Il est particulièrement difficile quand on décide de s’atteler au douloureux labeur que représente un plongeon dans la lecture de ELLE, de ne pas céder à la tentation facile de mimer le style léger et « ludique » du magazine, et donc à multiplier à son tour les bons jeux de mots, forcément mauvais.

On ne reviendra pas sur le tollé médiatique qu’a suscité l’article désormais notoire, « Black Fashion Power », qui avait conduit le magazine à se tirer avec allégresse une balle dans chacun de ses deux pieds. D’abord en publiant l’article, puis en proposant des justifications signées par la rédactrice en chef, plutôt que des excuses. Alors voilà, une fois le magazine à terre, difficile de remuer le couteau dans la plaie sans paraître nécessairement affreux, sale, bête et méchant.

Néanmoins, la tentation est grande. Il est toujours particulièrement grinçant de voir une publication féminine, écrite pour les femmes par les femmes comme elle s’en targue, se mettre à s’emmêler dans des simplifications grossières, habituellement réservées aux logorhées d’une Nadine Morano. Quand on caricature le style vestimentaire afro-américain en le limitant à un détournement schématique des « codes blancs » agrémentés de touches ethniques (on appréciera d’ailleurs le choix large et varié qui est proposé : « boubou en wax, collier coquillage, créole de rappeur »), on n’est plus très loin du fameux couplage « parler verlan et casquette à l’envers » qui habite l’imaginaire de la ministre.

De deux choses, l’une. D’une part, si la journaliste prétend avoir permis d’alimenter un débat public laissant place à la discussion, on pourra rire amèrement du fait que deux communiqués de presse complaisants aient essayé de camoufler une bévue parfaitement représentée par la nouvelle page sur laquelle le serveur nous redirige en recherchant l’article[1].

*CONSIGNE 1*:
Recopiez à l'identique le passage de l'extrait sur le magazine ELLE situé entre « De deux choses, l’une. » et « en recherchant l’article[1]. », ces deux segments compris.
*CONSIGNE 2*:
Selon l'extrait sur le magazine ELLE, de quelles deux manières le magazine s'est-il « tiré avec allégresse une balle dans chacun de ses deux pieds » ? Répondez en une à trois phrases.
*CONSIGNE 3*:
Répondez brièvement à ces questions sur l'extrait sur le magazine ELLE.
(a) Quel est le titre de l'article qui a provoqué le tollé médiatique ?
(b) Qui a signé les justifications publiées par le magazine ?
(c) Quels exemples de « touches ethniques » l'article propose-t-il ?
Le matériel ci-dessous provient d'une autre source que l'extrait.

*MATÉRIEL FOURNI*:
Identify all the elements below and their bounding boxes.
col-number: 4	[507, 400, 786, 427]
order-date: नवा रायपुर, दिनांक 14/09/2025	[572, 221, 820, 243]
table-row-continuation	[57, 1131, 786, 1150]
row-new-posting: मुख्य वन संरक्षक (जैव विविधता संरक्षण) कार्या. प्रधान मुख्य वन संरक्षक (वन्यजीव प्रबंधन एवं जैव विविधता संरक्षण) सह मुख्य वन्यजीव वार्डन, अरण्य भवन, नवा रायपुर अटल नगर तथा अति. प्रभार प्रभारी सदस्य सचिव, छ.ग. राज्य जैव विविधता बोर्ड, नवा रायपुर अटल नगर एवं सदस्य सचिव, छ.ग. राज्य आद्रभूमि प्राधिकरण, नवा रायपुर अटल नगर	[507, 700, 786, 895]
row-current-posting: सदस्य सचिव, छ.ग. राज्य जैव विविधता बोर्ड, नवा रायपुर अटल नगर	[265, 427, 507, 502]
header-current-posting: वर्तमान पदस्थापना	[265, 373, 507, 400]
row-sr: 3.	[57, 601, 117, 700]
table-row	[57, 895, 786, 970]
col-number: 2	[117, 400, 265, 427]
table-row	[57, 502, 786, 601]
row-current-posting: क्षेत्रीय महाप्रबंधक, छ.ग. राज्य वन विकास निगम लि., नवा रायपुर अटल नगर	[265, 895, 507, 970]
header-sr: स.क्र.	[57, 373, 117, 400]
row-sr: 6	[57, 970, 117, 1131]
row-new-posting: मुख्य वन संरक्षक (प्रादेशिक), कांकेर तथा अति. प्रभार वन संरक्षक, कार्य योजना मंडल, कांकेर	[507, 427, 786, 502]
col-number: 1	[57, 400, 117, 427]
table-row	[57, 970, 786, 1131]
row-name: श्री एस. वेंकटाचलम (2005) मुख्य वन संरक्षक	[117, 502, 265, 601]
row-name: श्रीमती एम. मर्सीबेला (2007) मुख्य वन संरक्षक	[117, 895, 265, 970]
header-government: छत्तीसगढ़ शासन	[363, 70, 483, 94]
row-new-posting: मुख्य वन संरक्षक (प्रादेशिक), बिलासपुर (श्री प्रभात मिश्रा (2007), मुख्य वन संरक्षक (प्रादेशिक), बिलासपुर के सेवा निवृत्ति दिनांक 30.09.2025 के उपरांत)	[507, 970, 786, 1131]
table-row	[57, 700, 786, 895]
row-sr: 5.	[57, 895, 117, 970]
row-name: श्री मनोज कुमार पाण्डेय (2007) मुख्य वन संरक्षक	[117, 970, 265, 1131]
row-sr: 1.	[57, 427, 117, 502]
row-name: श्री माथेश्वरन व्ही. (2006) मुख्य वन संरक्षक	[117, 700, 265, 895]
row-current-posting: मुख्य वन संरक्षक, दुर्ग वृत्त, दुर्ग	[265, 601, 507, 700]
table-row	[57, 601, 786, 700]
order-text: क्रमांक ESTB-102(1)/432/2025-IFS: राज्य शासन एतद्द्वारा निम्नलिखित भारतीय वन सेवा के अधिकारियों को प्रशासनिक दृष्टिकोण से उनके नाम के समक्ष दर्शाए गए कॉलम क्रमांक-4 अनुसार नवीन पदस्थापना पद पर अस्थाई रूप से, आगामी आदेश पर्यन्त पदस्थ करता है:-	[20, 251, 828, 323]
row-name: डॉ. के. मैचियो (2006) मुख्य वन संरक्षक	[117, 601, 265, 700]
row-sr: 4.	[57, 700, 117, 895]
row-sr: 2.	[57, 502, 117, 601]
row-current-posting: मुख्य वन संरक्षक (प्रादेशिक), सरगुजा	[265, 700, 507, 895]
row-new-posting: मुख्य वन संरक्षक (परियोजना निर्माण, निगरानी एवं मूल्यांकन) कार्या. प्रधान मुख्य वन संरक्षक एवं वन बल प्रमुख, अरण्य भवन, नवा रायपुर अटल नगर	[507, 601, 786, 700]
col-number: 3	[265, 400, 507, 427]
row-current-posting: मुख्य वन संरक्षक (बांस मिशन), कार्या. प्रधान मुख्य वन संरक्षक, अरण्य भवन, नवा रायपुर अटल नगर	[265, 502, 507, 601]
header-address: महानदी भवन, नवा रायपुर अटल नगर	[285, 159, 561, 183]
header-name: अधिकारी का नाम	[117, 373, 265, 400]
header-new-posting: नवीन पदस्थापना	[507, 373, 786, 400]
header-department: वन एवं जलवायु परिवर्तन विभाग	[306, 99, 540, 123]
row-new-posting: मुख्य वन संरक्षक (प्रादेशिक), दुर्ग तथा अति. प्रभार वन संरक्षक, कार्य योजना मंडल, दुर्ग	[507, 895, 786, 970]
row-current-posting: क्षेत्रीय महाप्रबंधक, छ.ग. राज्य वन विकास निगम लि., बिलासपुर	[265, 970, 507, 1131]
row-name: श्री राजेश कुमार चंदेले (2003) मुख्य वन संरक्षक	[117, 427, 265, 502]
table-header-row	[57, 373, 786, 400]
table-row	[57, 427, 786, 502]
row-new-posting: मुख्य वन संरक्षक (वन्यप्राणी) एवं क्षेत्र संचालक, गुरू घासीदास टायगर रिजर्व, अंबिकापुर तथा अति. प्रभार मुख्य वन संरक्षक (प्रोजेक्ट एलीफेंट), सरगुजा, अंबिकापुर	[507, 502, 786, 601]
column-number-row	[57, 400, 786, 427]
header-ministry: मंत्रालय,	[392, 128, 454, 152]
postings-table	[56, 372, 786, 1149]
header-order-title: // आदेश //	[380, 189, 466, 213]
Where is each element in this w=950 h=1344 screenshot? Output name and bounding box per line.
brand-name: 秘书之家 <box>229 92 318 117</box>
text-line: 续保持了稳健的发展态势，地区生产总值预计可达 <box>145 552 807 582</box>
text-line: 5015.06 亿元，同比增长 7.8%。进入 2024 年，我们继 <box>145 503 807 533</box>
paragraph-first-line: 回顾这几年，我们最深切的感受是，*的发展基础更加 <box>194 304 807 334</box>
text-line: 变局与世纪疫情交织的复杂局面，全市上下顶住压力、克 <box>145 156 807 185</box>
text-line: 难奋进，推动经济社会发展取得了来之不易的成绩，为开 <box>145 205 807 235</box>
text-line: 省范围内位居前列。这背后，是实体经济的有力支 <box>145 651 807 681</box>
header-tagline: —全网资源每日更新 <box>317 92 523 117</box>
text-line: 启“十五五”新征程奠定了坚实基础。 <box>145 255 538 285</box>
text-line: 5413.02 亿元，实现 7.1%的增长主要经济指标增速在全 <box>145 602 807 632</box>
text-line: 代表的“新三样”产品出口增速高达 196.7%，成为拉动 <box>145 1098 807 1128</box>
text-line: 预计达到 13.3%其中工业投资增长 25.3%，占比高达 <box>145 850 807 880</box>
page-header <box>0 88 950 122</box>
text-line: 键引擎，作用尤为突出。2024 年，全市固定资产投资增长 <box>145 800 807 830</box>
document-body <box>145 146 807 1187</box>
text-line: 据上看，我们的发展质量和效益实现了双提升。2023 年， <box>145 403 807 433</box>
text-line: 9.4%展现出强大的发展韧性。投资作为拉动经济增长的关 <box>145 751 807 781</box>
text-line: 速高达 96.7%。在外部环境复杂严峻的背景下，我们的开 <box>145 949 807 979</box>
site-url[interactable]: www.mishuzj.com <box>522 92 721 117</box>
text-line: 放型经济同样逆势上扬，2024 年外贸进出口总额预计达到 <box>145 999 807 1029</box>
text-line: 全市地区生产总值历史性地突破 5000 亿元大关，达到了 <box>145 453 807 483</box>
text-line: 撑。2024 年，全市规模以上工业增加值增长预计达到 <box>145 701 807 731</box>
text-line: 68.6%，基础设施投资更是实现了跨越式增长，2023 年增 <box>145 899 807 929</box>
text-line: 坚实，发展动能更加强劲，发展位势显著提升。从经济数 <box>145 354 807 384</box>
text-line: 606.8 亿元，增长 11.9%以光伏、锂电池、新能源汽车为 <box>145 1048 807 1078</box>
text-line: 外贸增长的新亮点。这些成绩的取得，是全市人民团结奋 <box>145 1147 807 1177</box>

*CORRIGÉ 1*:
De deux choses, l’une. D’une part, si la journaliste prétend avoir permis d’alimenter un débat public laissant place à la discussion, on pourra rire amèrement du fait que deux communiqués de presse complaisants aient essayé de camoufler une bévue parfaitement représentée par la nouvelle page sur laquelle le serveur nous redirige en recherchant l’article[1].

*CORRIGÉ 2*:
Le magazine s'est d'abord nui en publiant l'article « Black Fashion Power ». Il s'est ensuite nui une seconde fois en proposant des justifications signées par la rédactrice en chef plutôt que des excuses.

*CORRIGÉ 3*:
(a) « Black Fashion Power ».
(b) La rédactrice en chef.
(c) Le boubou en wax, le collier coquillage et la créole de rappeur.